§ **SHORT PROBLEM**: Your task is to gather the lines below that hold the string "pour".

Start RECORDS PROVIDED

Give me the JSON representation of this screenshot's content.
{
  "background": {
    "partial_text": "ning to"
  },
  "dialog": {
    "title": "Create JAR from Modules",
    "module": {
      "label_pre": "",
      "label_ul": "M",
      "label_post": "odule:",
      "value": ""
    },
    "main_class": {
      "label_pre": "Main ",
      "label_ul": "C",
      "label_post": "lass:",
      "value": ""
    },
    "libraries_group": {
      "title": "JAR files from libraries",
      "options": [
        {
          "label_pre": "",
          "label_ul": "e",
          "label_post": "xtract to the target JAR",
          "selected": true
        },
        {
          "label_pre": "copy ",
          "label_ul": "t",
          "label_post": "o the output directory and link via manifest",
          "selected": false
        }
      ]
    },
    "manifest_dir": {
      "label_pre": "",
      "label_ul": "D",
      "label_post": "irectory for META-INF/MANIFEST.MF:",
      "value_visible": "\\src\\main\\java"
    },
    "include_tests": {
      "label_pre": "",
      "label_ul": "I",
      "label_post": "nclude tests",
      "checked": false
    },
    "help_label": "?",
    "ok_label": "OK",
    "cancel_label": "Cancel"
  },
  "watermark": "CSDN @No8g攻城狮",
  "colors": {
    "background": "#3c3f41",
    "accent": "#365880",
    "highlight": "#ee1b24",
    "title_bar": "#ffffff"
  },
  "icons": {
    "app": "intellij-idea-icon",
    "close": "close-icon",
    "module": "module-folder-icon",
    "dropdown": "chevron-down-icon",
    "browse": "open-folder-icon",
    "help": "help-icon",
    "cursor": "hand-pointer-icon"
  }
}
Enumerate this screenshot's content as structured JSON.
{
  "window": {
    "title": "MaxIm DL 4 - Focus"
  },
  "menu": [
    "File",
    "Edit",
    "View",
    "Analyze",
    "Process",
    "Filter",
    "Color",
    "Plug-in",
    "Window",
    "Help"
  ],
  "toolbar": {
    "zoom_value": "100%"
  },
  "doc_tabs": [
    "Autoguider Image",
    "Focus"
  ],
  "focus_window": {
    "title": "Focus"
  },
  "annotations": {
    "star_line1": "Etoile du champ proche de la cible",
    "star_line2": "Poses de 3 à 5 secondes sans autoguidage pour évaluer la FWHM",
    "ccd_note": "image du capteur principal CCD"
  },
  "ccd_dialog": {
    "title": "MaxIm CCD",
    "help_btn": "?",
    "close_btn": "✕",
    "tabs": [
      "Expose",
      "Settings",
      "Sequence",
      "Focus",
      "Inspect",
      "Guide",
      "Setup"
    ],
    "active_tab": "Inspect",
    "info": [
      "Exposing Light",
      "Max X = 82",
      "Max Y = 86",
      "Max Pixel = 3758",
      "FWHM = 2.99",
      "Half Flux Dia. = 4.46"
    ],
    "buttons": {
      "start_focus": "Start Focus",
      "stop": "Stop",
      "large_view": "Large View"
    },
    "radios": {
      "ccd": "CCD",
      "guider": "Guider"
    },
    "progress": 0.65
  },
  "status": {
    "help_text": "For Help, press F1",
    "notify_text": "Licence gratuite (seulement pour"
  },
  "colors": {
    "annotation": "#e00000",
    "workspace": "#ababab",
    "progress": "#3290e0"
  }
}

End RECORDS PROVIDED

§ **EXERCISE OUTPUT**:
    "star_line2": "Poses de 3 à 5 secondes sans autoguidage pour évaluer la FWHM",
    "notify_text": "Licence gratuite (seulement pour"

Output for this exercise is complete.